● **SET EXERCISE**:
Identify each line below containing the string "icon" and copy it.

────────────────

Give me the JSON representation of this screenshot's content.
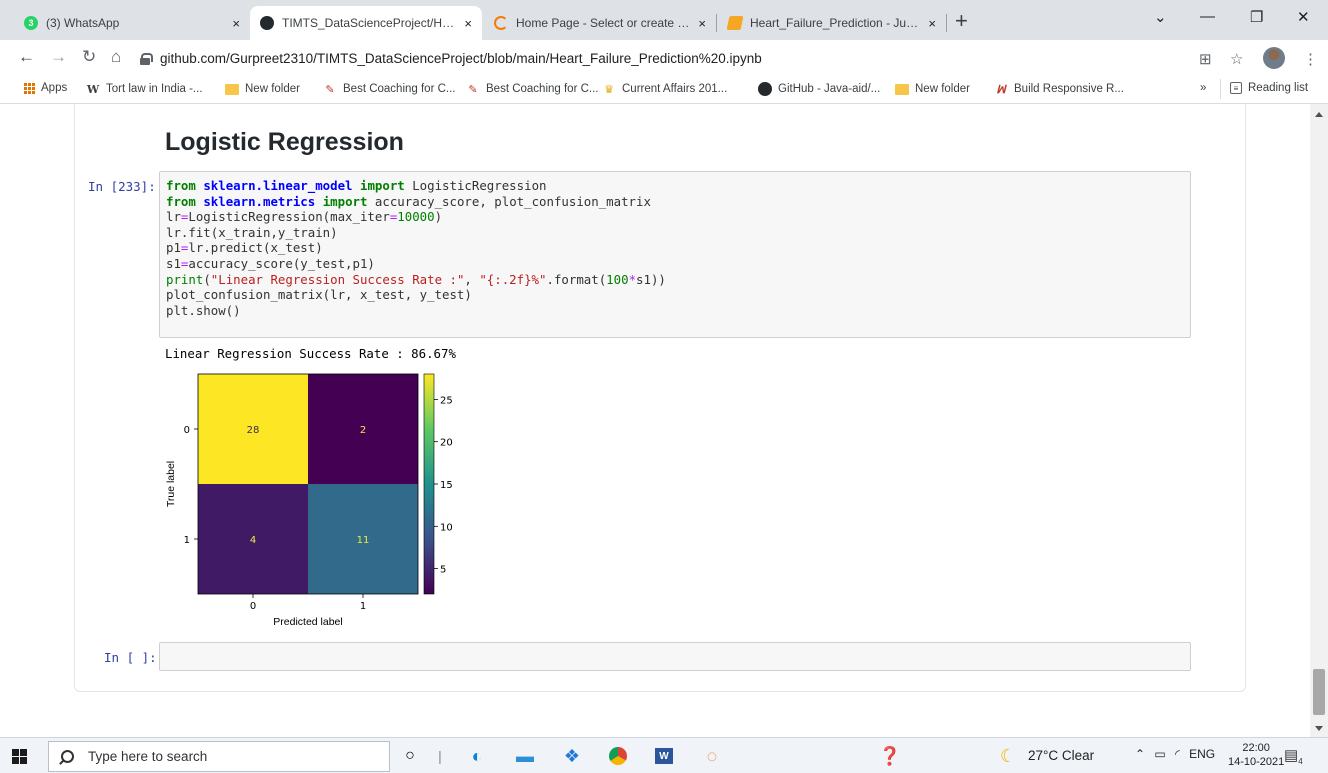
{
  "browser": {
    "tabs": [
      {
        "title": "(3) WhatsApp",
        "close": "×",
        "active": false
      },
      {
        "title": "TIMTS_DataScienceProject/Heart_",
        "close": "×",
        "active": true
      },
      {
        "title": "Home Page - Select or create a n",
        "close": "×",
        "active": false
      },
      {
        "title": "Heart_Failure_Prediction - Jupyte",
        "close": "×",
        "active": false
      }
    ],
    "new_tab": "+",
    "url": "github.com/Gurpreet2310/TIMTS_DataScienceProject/blob/main/Heart_Failure_Prediction%20.ipynb",
    "bookmarks": [
      {
        "label": "Apps",
        "icon": "apps-grid-icon"
      },
      {
        "label": "Tort law in India -...",
        "icon": "w-logo-icon"
      },
      {
        "label": "New folder",
        "icon": "folder-icon"
      },
      {
        "label": "Best Coaching for C...",
        "icon": "pen-icon"
      },
      {
        "label": "Best Coaching for C...",
        "icon": "pen-icon"
      },
      {
        "label": "Current Affairs 201...",
        "icon": "trophy-icon"
      },
      {
        "label": "GitHub - Java-aid/...",
        "icon": "github-icon"
      },
      {
        "label": "New folder",
        "icon": "folder-icon"
      },
      {
        "label": "Build Responsive R...",
        "icon": "w3-icon"
      }
    ],
    "bookmarks_overflow": "»",
    "reading_list": "Reading list"
  },
  "notebook": {
    "heading": "Logistic Regression",
    "cell_prompt": "In [233]:",
    "code_lines": [
      "from sklearn.linear_model import LogisticRegression",
      "from sklearn.metrics import accuracy_score, plot_confusion_matrix",
      "lr=LogisticRegression(max_iter=10000)",
      "lr.fit(x_train,y_train)",
      "p1=lr.predict(x_test)",
      "s1=accuracy_score(y_test,p1)",
      "print(\"Linear Regression Success Rate :\", \"{:.2f}%\".format(100*s1))",
      "plot_confusion_matrix(lr, x_test, y_test)",
      "plt.show()"
    ],
    "output_text": "Linear Regression Success Rate : 86.67%",
    "empty_prompt": "In [ ]:"
  },
  "chart_data": {
    "type": "heatmap",
    "title": "",
    "xlabel": "Predicted label",
    "ylabel": "True label",
    "x_ticks": [
      "0",
      "1"
    ],
    "y_ticks": [
      "0",
      "1"
    ],
    "values": [
      [
        28,
        2
      ],
      [
        4,
        11
      ]
    ],
    "colormap": "viridis",
    "colorbar_ticks": [
      5,
      10,
      15,
      20,
      25
    ],
    "colorbar_range": [
      2,
      28
    ]
  },
  "taskbar": {
    "search_placeholder": "Type here to search",
    "weather": "27°C Clear",
    "language": "ENG",
    "time": "22:00",
    "date": "14-10-2021",
    "notifications": "4"
  }
}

────────────────

● **OUTPUT FOR THIS TASK**:
        "icon": "apps-grid-icon"
        "icon": "w-logo-icon"
        "icon": "folder-icon"
        "icon": "pen-icon"
        "icon": "pen-icon"
        "icon": "trophy-icon"
        "icon": "github-icon"
        "icon": "folder-icon"
        "icon": "w3-icon"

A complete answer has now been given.